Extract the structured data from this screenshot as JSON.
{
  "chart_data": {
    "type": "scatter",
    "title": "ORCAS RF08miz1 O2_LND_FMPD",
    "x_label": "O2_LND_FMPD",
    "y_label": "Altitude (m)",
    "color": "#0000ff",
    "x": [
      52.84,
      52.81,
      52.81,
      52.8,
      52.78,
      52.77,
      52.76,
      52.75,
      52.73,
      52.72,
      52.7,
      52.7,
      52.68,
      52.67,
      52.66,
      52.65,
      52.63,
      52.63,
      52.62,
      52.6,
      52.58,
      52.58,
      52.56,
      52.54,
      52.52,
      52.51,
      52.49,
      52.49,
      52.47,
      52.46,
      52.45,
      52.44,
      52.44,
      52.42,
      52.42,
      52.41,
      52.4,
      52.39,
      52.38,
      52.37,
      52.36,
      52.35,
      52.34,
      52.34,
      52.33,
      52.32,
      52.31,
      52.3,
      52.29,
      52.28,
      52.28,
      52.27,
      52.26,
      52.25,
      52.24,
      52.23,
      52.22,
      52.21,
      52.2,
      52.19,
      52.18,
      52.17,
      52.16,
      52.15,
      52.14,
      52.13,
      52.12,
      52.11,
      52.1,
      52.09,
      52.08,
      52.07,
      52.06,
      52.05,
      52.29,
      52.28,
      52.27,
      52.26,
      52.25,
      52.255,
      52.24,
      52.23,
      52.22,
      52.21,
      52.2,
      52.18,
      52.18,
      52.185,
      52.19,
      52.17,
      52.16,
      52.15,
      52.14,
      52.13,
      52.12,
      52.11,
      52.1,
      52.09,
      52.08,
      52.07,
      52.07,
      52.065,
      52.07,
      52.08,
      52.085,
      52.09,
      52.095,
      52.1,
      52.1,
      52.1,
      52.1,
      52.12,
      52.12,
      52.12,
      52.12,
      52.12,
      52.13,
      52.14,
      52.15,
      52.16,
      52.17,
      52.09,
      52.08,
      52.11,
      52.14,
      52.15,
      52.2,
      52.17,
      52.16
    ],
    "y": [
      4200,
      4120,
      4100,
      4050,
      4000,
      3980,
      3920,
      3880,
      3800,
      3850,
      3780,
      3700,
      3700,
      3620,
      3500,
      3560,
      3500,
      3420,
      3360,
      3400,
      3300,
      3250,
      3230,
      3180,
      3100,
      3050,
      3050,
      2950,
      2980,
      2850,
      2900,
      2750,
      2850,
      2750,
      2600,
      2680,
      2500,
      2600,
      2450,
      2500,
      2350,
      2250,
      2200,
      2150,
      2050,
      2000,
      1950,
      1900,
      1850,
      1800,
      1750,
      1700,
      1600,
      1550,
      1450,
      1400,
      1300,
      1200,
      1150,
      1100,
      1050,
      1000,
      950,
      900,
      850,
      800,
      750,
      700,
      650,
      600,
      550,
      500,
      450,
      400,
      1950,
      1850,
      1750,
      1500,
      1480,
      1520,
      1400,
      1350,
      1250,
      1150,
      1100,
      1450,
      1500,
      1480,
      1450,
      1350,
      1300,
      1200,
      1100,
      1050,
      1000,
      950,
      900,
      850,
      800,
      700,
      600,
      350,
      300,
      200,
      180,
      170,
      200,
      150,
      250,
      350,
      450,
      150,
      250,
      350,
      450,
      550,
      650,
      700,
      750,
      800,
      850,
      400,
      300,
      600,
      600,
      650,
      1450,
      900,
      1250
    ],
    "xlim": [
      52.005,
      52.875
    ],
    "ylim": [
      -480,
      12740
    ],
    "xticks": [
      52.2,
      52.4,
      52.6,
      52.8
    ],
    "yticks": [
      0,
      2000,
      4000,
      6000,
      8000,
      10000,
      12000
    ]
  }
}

§ Given instruction: Each line must be given again exactly as written above.

§ Answer to the exercise:
Extract the structured data from this screenshot as JSON.
{
  "chart_data": {
    "type": "scatter",
    "title": "ORCAS RF08miz1 O2_LND_FMPD",
    "x_label": "O2_LND_FMPD",
    "y_label": "Altitude (m)",
    "color": "#0000ff",
    "x": [
      52.84,
      52.81,
      52.81,
      52.8,
      52.78,
      52.77,
      52.76,
      52.75,
      52.73,
      52.72,
      52.7,
      52.7,
      52.68,
      52.67,
      52.66,
      52.65,
      52.63,
      52.63,
      52.62,
      52.6,
      52.58,
      52.58,
      52.56,
      52.54,
      52.52,
      52.51,
      52.49,
      52.49,
      52.47,
      52.46,
      52.45,
      52.44,
      52.44,
      52.42,
      52.42,
      52.41,
      52.4,
      52.39,
      52.38,
      52.37,
      52.36,
      52.35,
      52.34,
      52.34,
      52.33,
      52.32,
      52.31,
      52.3,
      52.29,
      52.28,
      52.28,
      52.27,
      52.26,
      52.25,
      52.24,
      52.23,
      52.22,
      52.21,
      52.2,
      52.19,
      52.18,
      52.17,
      52.16,
      52.15,
      52.14,
      52.13,
      52.12,
      52.11,
      52.1,
      52.09,
      52.08,
      52.07,
      52.06,
      52.05,
      52.29,
      52.28,
      52.27,
      52.26,
      52.25,
      52.255,
      52.24,
      52.23,
      52.22,
      52.21,
      52.2,
      52.18,
      52.18,
      52.185,
      52.19,
      52.17,
      52.16,
      52.15,
      52.14,
      52.13,
      52.12,
      52.11,
      52.1,
      52.09,
      52.08,
      52.07,
      52.07,
      52.065,
      52.07,
      52.08,
      52.085,
      52.09,
      52.095,
      52.1,
      52.1,
      52.1,
      52.1,
      52.12,
      52.12,
      52.12,
      52.12,
      52.12,
      52.13,
      52.14,
      52.15,
      52.16,
      52.17,
      52.09,
      52.08,
      52.11,
      52.14,
      52.15,
      52.2,
      52.17,
      52.16
    ],
    "y": [
      4200,
      4120,
      4100,
      4050,
      4000,
      3980,
      3920,
      3880,
      3800,
      3850,
      3780,
      3700,
      3700,
      3620,
      3500,
      3560,
      3500,
      3420,
      3360,
      3400,
      3300,
      3250,
      3230,
      3180,
      3100,
      3050,
      3050,
      2950,
      2980,
      2850,
      2900,
      2750,
      2850,
      2750,
      2600,
      2680,
      2500,
      2600,
      2450,
      2500,
      2350,
      2250,
      2200,
      2150,
      2050,
      2000,
      1950,
      1900,
      1850,
      1800,
      1750,
      1700,
      1600,
      1550,
      1450,
      1400,
      1300,
      1200,
      1150,
      1100,
      1050,
      1000,
      950,
      900,
      850,
      800,
      750,
      700,
      650,
      600,
      550,
      500,
      450,
      400,
      1950,
      1850,
      1750,
      1500,
      1480,
      1520,
      1400,
      1350,
      1250,
      1150,
      1100,
      1450,
      1500,
      1480,
      1450,
      1350,
      1300,
      1200,
      1100,
      1050,
      1000,
      950,
      900,
      850,
      800,
      700,
      600,
      350,
      300,
      200,
      180,
      170,
      200,
      150,
      250,
      350,
      450,
      150,
      250,
      350,
      450,
      550,
      650,
      700,
      750,
      800,
      850,
      400,
      300,
      600,
      600,
      650,
      1450,
      900,
      1250
    ],
    "xlim": [
      52.005,
      52.875
    ],
    "ylim": [
      -480,
      12740
    ],
    "xticks": [
      52.2,
      52.4,
      52.6,
      52.8
    ],
    "yticks": [
      0,
      2000,
      4000,
      6000,
      8000,
      10000,
      12000
    ]
  }
}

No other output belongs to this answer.